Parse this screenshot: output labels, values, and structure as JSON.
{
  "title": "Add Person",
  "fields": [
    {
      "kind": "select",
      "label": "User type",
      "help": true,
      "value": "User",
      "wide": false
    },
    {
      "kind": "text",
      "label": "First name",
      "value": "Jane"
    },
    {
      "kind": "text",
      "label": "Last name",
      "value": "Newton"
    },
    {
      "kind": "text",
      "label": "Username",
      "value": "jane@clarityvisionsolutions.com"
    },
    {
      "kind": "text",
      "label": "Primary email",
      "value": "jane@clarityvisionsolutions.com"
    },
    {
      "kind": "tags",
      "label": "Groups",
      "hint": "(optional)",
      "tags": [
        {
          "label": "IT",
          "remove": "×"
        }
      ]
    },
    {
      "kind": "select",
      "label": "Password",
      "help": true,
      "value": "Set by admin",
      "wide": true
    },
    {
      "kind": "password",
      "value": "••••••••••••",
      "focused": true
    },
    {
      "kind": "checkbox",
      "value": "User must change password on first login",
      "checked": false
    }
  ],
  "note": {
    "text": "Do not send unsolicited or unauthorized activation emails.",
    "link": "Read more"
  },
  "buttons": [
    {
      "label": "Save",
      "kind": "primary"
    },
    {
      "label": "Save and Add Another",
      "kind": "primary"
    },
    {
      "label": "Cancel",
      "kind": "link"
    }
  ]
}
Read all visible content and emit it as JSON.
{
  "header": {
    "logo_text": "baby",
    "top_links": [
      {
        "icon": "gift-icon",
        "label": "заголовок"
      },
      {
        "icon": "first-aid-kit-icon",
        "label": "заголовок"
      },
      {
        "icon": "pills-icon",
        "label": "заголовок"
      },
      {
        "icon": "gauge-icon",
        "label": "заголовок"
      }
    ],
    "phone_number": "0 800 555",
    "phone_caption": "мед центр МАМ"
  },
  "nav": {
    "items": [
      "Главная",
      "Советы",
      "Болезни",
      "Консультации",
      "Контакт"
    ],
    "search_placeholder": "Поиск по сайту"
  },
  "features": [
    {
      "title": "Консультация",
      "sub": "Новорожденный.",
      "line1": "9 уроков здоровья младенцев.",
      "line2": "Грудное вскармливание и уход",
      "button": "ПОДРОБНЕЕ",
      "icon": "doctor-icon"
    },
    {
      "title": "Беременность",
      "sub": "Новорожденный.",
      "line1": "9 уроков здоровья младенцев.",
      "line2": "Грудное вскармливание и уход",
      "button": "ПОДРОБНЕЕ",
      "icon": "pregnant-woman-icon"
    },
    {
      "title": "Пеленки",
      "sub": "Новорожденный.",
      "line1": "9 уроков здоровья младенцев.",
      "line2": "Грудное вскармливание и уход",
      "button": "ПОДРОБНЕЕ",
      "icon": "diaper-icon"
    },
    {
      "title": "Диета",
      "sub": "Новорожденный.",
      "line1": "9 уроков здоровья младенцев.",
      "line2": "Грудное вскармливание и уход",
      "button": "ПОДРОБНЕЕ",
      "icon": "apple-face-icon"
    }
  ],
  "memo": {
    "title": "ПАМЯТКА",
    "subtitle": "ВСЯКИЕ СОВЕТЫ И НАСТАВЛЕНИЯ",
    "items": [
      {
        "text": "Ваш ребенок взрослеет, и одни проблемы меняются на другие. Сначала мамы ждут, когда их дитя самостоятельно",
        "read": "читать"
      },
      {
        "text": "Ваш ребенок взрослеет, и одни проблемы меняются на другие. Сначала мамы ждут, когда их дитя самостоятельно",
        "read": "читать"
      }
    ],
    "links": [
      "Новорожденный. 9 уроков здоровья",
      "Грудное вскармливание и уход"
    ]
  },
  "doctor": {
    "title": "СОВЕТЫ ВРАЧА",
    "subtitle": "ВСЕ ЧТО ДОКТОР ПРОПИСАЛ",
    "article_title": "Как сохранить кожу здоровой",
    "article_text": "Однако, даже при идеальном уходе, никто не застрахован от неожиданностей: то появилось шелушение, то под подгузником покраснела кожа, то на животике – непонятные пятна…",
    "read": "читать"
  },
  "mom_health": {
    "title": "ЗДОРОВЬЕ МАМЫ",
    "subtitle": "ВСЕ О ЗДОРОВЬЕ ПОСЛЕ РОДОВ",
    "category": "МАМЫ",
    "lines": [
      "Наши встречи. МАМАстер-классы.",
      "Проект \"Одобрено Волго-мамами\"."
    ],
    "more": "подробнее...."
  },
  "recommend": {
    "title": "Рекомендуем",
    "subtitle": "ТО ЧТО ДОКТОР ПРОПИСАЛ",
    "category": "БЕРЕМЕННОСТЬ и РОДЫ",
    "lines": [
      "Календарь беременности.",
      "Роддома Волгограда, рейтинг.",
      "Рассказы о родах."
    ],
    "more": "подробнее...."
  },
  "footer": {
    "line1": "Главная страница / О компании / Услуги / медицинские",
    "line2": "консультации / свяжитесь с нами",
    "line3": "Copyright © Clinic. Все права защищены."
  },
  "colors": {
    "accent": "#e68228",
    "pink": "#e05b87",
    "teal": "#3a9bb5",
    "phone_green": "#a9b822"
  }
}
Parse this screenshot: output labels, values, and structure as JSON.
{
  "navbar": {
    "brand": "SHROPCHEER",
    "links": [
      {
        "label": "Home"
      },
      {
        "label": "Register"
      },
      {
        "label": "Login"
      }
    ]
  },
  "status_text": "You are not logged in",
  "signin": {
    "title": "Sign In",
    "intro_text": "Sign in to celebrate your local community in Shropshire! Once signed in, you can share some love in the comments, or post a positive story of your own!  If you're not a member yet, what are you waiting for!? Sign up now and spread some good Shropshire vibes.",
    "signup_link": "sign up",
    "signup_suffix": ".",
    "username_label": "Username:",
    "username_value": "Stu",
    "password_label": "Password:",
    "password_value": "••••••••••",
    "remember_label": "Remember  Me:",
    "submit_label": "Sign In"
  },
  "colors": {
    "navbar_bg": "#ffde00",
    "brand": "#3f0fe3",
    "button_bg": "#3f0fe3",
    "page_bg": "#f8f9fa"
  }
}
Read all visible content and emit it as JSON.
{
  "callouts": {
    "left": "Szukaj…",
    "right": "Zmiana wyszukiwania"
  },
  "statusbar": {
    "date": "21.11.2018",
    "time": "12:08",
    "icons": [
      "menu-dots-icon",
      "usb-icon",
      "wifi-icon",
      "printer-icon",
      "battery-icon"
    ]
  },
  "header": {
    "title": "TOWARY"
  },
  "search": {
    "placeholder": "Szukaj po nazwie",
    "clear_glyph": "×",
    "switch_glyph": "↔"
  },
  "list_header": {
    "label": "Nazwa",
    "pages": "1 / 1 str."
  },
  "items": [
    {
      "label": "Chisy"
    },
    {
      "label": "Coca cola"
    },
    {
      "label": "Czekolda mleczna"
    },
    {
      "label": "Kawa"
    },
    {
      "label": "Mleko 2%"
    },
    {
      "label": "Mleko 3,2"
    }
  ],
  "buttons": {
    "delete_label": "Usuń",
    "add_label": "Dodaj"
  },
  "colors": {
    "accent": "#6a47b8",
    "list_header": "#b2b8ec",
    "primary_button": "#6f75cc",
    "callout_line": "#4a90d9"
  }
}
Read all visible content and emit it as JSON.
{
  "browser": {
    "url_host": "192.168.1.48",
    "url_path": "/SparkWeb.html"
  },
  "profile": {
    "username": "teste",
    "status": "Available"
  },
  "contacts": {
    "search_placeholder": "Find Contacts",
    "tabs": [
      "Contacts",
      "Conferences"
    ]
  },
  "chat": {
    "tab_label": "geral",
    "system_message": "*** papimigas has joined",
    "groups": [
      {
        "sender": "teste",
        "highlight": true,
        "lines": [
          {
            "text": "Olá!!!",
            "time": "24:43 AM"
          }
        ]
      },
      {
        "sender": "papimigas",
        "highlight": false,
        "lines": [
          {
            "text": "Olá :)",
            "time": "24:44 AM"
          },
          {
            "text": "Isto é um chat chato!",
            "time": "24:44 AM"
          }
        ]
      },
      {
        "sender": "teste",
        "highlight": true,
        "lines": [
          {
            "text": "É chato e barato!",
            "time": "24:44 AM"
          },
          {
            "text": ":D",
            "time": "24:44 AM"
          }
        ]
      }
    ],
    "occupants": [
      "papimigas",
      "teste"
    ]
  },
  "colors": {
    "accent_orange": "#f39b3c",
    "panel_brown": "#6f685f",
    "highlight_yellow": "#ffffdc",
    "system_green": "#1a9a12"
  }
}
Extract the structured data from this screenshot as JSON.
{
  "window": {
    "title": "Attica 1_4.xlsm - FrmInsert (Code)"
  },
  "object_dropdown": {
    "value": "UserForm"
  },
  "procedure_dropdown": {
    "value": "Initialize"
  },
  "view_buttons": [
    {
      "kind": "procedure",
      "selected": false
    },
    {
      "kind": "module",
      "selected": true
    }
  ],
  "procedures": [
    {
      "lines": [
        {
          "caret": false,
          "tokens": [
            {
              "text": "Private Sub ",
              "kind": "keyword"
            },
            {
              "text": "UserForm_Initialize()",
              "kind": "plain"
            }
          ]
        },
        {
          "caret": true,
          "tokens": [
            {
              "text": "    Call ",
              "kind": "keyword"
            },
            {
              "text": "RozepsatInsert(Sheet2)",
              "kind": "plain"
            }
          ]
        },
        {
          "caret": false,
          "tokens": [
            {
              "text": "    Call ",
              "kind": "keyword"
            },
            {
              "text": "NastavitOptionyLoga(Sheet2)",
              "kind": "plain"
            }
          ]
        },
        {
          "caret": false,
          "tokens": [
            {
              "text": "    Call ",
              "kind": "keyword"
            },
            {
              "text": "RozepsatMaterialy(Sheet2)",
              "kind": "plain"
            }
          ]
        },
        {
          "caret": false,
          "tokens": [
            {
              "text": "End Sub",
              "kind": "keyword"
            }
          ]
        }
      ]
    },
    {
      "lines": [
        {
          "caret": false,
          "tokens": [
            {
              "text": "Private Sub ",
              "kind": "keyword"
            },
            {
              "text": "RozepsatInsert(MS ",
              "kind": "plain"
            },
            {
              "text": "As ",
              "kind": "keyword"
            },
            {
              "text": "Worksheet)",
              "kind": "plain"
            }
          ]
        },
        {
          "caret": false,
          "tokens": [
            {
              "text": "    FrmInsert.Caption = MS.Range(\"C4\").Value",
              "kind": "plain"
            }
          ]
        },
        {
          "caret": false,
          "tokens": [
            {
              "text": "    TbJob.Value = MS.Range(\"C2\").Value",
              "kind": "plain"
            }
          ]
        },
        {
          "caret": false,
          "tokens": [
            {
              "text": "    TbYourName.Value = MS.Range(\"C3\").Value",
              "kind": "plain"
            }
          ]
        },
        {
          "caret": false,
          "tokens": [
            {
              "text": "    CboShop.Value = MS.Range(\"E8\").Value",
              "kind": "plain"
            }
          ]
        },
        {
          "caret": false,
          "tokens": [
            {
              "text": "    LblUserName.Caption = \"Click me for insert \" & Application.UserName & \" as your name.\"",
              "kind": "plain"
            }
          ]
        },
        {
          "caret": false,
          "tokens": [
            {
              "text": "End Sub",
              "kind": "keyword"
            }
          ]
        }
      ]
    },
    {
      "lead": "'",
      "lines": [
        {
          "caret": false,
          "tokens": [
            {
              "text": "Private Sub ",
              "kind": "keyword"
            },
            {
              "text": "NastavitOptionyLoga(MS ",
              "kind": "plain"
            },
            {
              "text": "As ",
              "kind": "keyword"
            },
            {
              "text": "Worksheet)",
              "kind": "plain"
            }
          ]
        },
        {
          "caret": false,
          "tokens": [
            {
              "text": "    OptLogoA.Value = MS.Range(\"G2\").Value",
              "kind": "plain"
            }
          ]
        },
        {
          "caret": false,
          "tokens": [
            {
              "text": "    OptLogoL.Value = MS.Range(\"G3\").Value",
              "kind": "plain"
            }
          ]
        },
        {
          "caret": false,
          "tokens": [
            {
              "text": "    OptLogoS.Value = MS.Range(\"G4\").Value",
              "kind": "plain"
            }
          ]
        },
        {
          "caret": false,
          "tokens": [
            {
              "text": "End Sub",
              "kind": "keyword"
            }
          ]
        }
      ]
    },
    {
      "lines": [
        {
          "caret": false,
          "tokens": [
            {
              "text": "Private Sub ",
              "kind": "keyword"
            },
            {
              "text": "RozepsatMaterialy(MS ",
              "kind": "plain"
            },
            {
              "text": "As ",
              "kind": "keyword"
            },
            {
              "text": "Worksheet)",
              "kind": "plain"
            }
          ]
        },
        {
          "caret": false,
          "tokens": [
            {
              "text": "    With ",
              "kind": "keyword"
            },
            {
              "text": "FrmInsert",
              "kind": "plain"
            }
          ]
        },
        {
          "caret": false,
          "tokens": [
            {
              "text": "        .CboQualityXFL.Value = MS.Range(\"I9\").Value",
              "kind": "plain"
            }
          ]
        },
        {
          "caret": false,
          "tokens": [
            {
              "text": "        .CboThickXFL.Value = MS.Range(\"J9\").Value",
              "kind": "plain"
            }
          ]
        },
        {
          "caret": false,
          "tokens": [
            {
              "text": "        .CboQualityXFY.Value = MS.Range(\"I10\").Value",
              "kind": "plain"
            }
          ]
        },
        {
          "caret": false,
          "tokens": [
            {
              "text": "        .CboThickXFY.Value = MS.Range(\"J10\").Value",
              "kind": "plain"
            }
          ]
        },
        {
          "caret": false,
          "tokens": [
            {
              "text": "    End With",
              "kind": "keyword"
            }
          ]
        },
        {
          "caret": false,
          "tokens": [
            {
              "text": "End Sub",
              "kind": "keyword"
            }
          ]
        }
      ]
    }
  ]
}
————————
§ **Work to complete**
Using the listing above, say how many of its lines contain the string "FrmInsert", giving nothing but the figure.

§ **Solved problem**
3